# Alıştırma yönergeleri:
1. Kıbrıs müzakereleri yazısında "Bu gün, artık" ile "muhalefet yapmaya çalışmaktadırlar." arasındaki kısmı, iki uç da dahil, "hidrokarbon yataklarını" yerine "doğalgaz yataklarını" koyarak yeniden yazın.
2. Listenin başından "my-avatar[interactable] [1022, 1668, 1142, 1788]" ifadesini içeren satıra kadar, o satır da dahil, bütün satırları hiç değiştirmeden çıkarın.

# Belge bölümü:
%%

GERÇEK MÜZAKERELERİN ÖNÜ AÇILMALI
Yıllar önce olası bir çözüm için masaya gelinsin diye çaba sarf ederlerdi. O günlerden bu güne çok şey değişti ama bu değişimlerin farkında olmayan bu çevredir. Yani eskiden Kurucu Cumhurbaşkanı Denktaş’a saldırıp Kıbrıs’ın kuzeyini mandıraya çevirdiğini haykırıp meydanlarda boy göstermek kolaydı. Sloganlarının bir öcüye ihtiyacı vardı, bu da Denktaş’tı. Bunu yaptığınız anda, bir de “hemen, şimdi barış” diye slogan attınız mı otomatik olarak “barışçı” olurdunuz.
Bu gün, artık hep masadayız. Türkiye’de AKP iktidarının Kıbrıs konusuna yaklaşımı ve Kıbrıs açıklarındaki hidrokarbon yataklarını İsrail’inkilerle birleştirilip Avrupa’ya ihraç etme olasılığı ortaya çıkalı artık masadan kaçmak diye bir şey söz konusu olamayacak gibi görünüyor. Gel gör ki bu çevreler hala daha bunun farkında değilmiş gibi müzakereleri ve müzakere ekibimizi destekleyeceklerine hala daha eski saplantıları doğrultusunda birilerine muhalefet yapmaya çalışmaktadırlar.

%%

# Verilen bilgiler:

%%

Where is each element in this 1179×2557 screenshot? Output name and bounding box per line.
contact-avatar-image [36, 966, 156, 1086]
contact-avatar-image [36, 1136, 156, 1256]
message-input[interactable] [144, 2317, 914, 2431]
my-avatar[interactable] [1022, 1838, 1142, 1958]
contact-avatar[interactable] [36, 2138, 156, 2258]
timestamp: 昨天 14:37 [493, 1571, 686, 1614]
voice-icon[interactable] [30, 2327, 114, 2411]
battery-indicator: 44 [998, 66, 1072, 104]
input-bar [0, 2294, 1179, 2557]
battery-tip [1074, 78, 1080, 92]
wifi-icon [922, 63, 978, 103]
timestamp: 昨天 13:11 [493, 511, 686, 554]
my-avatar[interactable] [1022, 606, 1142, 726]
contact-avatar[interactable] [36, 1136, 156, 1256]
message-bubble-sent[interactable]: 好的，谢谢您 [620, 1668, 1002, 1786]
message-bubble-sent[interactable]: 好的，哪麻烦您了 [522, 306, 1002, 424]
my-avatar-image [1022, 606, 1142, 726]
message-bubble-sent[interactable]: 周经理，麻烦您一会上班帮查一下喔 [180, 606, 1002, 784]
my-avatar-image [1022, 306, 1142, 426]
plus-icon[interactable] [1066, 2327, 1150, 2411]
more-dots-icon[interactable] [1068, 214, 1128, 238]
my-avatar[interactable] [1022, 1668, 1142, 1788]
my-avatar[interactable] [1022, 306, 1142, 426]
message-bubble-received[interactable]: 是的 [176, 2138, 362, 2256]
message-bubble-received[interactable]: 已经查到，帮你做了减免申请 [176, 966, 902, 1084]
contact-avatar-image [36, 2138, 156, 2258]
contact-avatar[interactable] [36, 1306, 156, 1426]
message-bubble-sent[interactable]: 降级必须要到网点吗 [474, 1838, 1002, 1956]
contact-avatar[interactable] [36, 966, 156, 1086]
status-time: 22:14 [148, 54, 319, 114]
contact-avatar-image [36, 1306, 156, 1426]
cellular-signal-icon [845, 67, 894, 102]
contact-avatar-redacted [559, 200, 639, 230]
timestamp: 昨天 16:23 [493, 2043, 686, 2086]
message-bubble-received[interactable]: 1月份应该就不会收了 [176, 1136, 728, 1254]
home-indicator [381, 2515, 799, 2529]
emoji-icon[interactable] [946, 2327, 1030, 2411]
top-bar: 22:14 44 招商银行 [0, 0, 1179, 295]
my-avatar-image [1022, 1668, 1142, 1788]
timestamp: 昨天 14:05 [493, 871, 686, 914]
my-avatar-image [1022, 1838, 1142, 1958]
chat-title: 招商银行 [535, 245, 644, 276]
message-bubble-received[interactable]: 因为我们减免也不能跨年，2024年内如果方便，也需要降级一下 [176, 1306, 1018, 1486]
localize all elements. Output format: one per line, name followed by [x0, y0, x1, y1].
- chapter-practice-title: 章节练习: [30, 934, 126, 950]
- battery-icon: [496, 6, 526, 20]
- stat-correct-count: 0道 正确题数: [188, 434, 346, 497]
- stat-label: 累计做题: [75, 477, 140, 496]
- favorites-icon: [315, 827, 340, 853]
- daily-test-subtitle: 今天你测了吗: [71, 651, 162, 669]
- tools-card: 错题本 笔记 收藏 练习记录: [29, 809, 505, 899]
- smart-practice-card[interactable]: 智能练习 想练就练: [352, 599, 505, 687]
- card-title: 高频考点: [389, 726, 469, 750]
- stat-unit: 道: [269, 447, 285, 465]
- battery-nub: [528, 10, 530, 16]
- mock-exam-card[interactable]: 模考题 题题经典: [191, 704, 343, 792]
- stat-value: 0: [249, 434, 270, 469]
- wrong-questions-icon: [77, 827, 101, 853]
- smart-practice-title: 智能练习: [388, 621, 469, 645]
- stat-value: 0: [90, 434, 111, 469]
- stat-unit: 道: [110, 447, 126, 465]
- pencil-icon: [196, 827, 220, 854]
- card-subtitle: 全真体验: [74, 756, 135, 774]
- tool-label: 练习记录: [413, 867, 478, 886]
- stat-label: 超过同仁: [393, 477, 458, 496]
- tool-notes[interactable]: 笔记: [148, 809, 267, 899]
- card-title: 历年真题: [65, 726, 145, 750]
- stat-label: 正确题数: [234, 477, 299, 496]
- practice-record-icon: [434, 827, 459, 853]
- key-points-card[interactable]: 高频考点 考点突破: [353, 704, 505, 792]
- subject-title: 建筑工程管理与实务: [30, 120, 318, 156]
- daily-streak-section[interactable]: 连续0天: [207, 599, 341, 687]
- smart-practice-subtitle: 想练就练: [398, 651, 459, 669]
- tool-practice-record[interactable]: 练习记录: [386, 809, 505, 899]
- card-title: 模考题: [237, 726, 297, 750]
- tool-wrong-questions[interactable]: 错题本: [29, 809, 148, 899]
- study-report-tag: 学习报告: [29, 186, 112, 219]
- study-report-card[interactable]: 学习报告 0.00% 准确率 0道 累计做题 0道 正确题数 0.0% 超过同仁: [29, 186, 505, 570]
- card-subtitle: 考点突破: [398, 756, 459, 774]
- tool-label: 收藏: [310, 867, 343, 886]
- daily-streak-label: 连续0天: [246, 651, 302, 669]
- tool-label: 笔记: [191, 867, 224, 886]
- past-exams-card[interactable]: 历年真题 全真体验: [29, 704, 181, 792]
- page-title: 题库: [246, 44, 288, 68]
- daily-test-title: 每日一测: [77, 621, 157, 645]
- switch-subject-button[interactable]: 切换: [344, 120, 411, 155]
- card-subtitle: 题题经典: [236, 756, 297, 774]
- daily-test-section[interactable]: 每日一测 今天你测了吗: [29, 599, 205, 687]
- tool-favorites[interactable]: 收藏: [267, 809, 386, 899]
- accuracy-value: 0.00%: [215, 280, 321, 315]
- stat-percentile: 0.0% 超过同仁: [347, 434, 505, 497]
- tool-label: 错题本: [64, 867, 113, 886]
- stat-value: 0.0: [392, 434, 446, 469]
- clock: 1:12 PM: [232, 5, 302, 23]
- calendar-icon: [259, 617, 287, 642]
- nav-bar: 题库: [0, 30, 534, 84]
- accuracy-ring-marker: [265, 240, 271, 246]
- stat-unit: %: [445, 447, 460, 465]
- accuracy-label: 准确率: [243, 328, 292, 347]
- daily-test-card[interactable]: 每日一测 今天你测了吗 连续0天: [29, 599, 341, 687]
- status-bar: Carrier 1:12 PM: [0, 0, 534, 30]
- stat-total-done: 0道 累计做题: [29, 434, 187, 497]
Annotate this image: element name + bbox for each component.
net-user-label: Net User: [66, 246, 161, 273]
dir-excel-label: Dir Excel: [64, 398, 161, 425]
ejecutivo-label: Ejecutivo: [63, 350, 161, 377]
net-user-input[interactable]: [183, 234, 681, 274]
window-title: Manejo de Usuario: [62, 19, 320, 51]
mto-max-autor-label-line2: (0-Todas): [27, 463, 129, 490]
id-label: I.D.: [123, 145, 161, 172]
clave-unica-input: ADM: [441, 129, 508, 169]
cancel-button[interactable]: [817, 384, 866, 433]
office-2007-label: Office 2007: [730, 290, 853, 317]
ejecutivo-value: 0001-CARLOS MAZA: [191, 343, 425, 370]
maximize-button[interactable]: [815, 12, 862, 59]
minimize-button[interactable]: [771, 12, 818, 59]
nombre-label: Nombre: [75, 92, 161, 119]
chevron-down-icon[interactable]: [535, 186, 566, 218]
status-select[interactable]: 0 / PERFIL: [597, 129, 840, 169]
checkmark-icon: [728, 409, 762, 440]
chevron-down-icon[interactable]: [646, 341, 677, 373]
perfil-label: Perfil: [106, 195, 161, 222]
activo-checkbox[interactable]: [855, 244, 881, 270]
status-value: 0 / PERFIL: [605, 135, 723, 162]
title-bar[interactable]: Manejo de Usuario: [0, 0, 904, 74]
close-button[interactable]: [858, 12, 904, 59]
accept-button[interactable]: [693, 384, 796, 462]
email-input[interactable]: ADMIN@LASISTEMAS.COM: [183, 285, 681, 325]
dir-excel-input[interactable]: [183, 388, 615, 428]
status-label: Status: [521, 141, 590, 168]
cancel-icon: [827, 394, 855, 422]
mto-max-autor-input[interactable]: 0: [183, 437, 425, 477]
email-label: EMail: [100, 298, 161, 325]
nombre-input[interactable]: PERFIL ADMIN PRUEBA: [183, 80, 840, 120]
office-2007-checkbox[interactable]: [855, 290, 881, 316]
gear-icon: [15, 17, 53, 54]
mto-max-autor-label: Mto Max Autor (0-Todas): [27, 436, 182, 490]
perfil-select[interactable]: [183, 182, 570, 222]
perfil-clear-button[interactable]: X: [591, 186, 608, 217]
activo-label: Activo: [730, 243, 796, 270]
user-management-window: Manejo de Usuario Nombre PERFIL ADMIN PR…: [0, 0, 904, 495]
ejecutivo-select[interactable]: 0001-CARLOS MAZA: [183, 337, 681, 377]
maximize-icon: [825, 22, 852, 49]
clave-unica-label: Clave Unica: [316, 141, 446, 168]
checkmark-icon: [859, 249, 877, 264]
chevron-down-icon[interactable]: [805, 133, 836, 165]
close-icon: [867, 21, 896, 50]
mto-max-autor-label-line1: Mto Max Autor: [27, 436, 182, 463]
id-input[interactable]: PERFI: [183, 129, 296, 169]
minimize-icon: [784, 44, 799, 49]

%%

# Çözümler aşağıda:
1.
Bu gün, artık hep masadayız. Türkiye’de AKP iktidarının Kıbrıs konusuna yaklaşımı ve Kıbrıs açıklarındaki doğalgaz yataklarını İsrail’inkilerle birleştirilip Avrupa’ya ihraç etme olasılığı ortaya çıkalı artık masadan kaçmak diye bir şey söz konusu olamayacak gibi görünüyor. Gel gör ki bu çevreler hala daha bunun farkında değilmiş gibi müzakereleri ve müzakere ekibimizi destekleyeceklerine hala daha eski saplantıları doğrultusunda birilerine muhalefet yapmaya çalışmaktadırlar.

2.
Where is each element in this 1179×2557 screenshot? Output name and bounding box per line.
contact-avatar-image [36, 966, 156, 1086]
contact-avatar-image [36, 1136, 156, 1256]
message-input[interactable] [144, 2317, 914, 2431]
my-avatar[interactable] [1022, 1838, 1142, 1958]
contact-avatar[interactable] [36, 2138, 156, 2258]
timestamp: 昨天 14:37 [493, 1571, 686, 1614]
voice-icon[interactable] [30, 2327, 114, 2411]
battery-indicator: 44 [998, 66, 1072, 104]
input-bar [0, 2294, 1179, 2557]
battery-tip [1074, 78, 1080, 92]
wifi-icon [922, 63, 978, 103]
timestamp: 昨天 13:11 [493, 511, 686, 554]
my-avatar[interactable] [1022, 606, 1142, 726]
contact-avatar[interactable] [36, 1136, 156, 1256]
message-bubble-sent[interactable]: 好的，谢谢您 [620, 1668, 1002, 1786]
message-bubble-sent[interactable]: 好的，哪麻烦您了 [522, 306, 1002, 424]
my-avatar-image [1022, 606, 1142, 726]
message-bubble-sent[interactable]: 周经理，麻烦您一会上班帮查一下喔 [180, 606, 1002, 784]
my-avatar-image [1022, 306, 1142, 426]
plus-icon[interactable] [1066, 2327, 1150, 2411]
more-dots-icon[interactable] [1068, 214, 1128, 238]
my-avatar[interactable] [1022, 1668, 1142, 1788]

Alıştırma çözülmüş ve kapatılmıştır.